WRITTEN PROBLEM.
From the line that contains "Convert this document image to plain text." down to the last line of the data below, restate every line word for word, skipping any images.

Dataset entries

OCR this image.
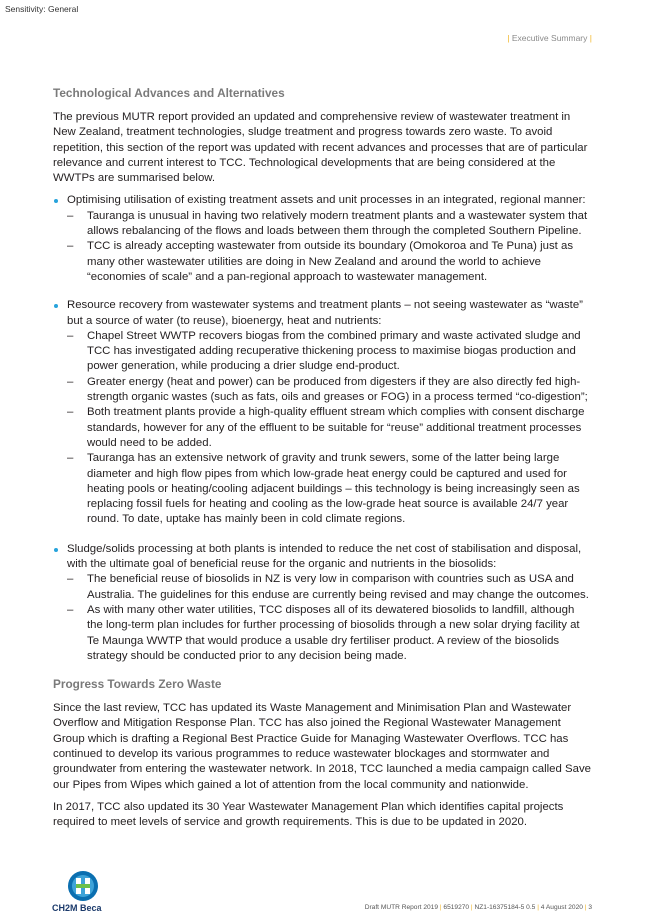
Sensitivity: General
| Executive Summary |
Technological Advances and Alternatives

The previous MUTR report provided an updated and comprehensive review of wastewater treatment in New Zealand, treatment technologies, sludge treatment and progress towards zero waste. To avoid repetition, this section of the report was updated with recent advances and processes that are of particular relevance and current interest to TCC. Technological developments that are being considered at the WWTPs are summarised below.

Optimising utilisation of existing treatment assets and unit processes in an integrated, regional manner:
– Tauranga is unusual in having two relatively modern treatment plants and a wastewater system that allows rebalancing of the flows and loads between them through the completed Southern Pipeline.
– TCC is already accepting wastewater from outside its boundary (Omokoroa and Te Puna) just as many other wastewater utilities are doing in New Zealand and around the world to achieve “economies of scale” and a pan-regional approach to wastewater management.
Resource recovery from wastewater systems and treatment plants – not seeing wastewater as “waste” but a source of water (to reuse), bioenergy, heat and nutrients:
– Chapel Street WWTP recovers biogas from the combined primary and waste activated sludge and TCC has investigated adding recuperative thickening process to maximise biogas production and power generation, while producing a drier sludge end-product.
– Greater energy (heat and power) can be produced from digesters if they are also directly fed high-strength organic wastes (such as fats, oils and greases or FOG) in a process termed “co-digestion”;
– Both treatment plants provide a high-quality effluent stream which complies with consent discharge standards, however for any of the effluent to be suitable for “reuse” additional treatment processes would need to be added.
– Tauranga has an extensive network of gravity and trunk sewers, some of the latter being large diameter and high flow pipes from which low-grade heat energy could be captured and used for heating pools or heating/cooling adjacent buildings – this technology is being increasingly seen as replacing fossil fuels for heating and cooling as the low-grade heat source is available 24/7 year round. To date, uptake has mainly been in cold climate regions.
Sludge/solids processing at both plants is intended to reduce the net cost of stabilisation and disposal, with the ultimate goal of beneficial reuse for the organic and nutrients in the biosolids:
– The beneficial reuse of biosolids in NZ is very low in comparison with countries such as USA and Australia. The guidelines for this enduse are currently being revised and may change the outcomes.
– As with many other water utilities, TCC disposes all of its dewatered biosolids to landfill, although the long-term plan includes for further processing of biosolids through a new solar drying facility at Te Maunga WWTP that would produce a usable dry fertiliser product. A review of the biosolids strategy should be conducted prior to any decision being made.
Progress Towards Zero Waste

Since the last review, TCC has updated its Waste Management and Minimisation Plan and Wastewater Overflow and Mitigation Response Plan. TCC has also joined the Regional Wastewater Management Group which is drafting a Regional Best Practice Guide for Managing Wastewater Overflows. TCC has continued to develop its various programmes to reduce wastewater blockages and stormwater and groundwater from entering the wastewater network. In 2018, TCC launched a media campaign called Save our Pipes from Wipes which gained a lot of attention from the local community and nationwide.

In 2017, TCC also updated its 30 Year Wastewater Management Plan which identifies capital projects required to meet levels of service and growth requirements. This is due to be updated in 2020.

CH2M Beca	Draft MUTR Report 2019 | 6519270 | NZ1-16375184-5 0.5 | 4 August 2020 | 3
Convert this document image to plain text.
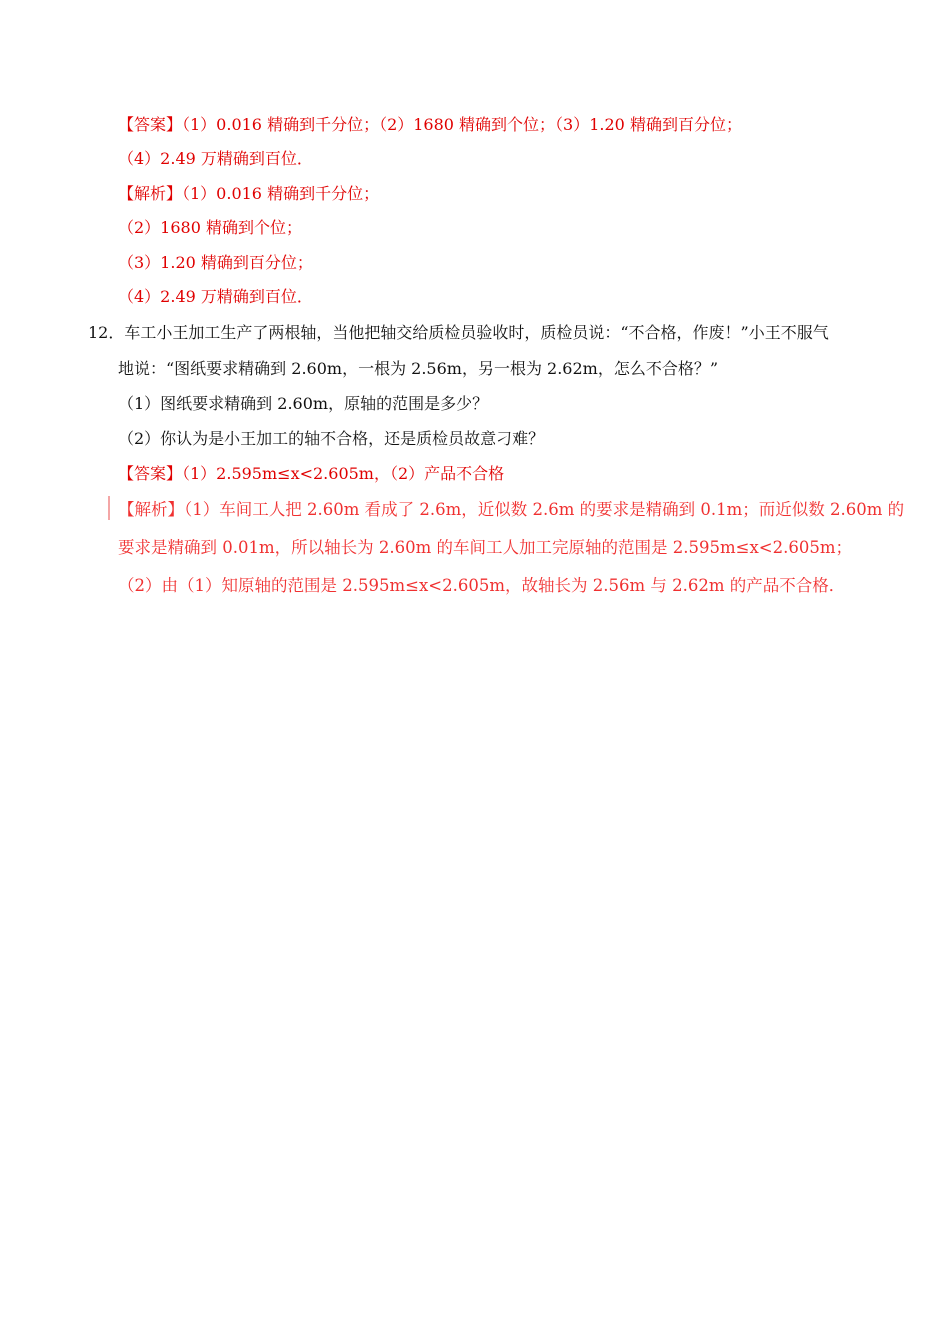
【答案】（1）0.016 精确到千分位；（2）1680 精确到个位；（3）1.20 精确到百分位；
（4）2.49 万精确到百位．
【解析】（1）0.016 精确到千分位；
（2）1680 精确到个位；
（3）1.20 精确到百分位；
（4）2.49 万精确到百位．
12．车工小王加工生产了两根轴，当他把轴交给质检员验收时，质检员说：“不合格，作废！”小王不服气
地说：“图纸要求精确到 2.60m，一根为 2.56m，另一根为 2.62m，怎么不合格？”
（1）图纸要求精确到 2.60m，原轴的范围是多少？
（2）你认为是小王加工的轴不合格，还是质检员故意刁难？
【答案】（1）2.595m≤x<2.605m，（2）产品不合格
【解析】（1）车间工人把 2.60m 看成了 2.6m，近似数 2.6m 的要求是精确到 0.1m；而近似数 2.60m 的
要求是精确到 0.01m，所以轴长为 2.60m 的车间工人加工完原轴的范围是 2.595m≤x<2.605m；
（2）由（1）知原轴的范围是 2.595m≤x<2.605m，故轴长为 2.56m 与 2.62m 的产品不合格．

RESPONSE.
Convert this document image to plain text.
【答案】（1）0.016 精确到千分位；（2）1680 精确到个位；（3）1.20 精确到百分位；
（4）2.49 万精确到百位．
【解析】（1）0.016 精确到千分位；
（2）1680 精确到个位；
（3）1.20 精确到百分位；
（4）2.49 万精确到百位．
12．车工小王加工生产了两根轴，当他把轴交给质检员验收时，质检员说：“不合格，作废！”小王不服气
地说：“图纸要求精确到 2.60m，一根为 2.56m，另一根为 2.62m，怎么不合格？”
（1）图纸要求精确到 2.60m，原轴的范围是多少？
（2）你认为是小王加工的轴不合格，还是质检员故意刁难？
【答案】（1）2.595m≤x<2.605m，（2）产品不合格
【解析】（1）车间工人把 2.60m 看成了 2.6m，近似数 2.6m 的要求是精确到 0.1m；而近似数 2.60m 的
要求是精确到 0.01m，所以轴长为 2.60m 的车间工人加工完原轴的范围是 2.595m≤x<2.605m；
（2）由（1）知原轴的范围是 2.595m≤x<2.605m，故轴长为 2.56m 与 2.62m 的产品不合格．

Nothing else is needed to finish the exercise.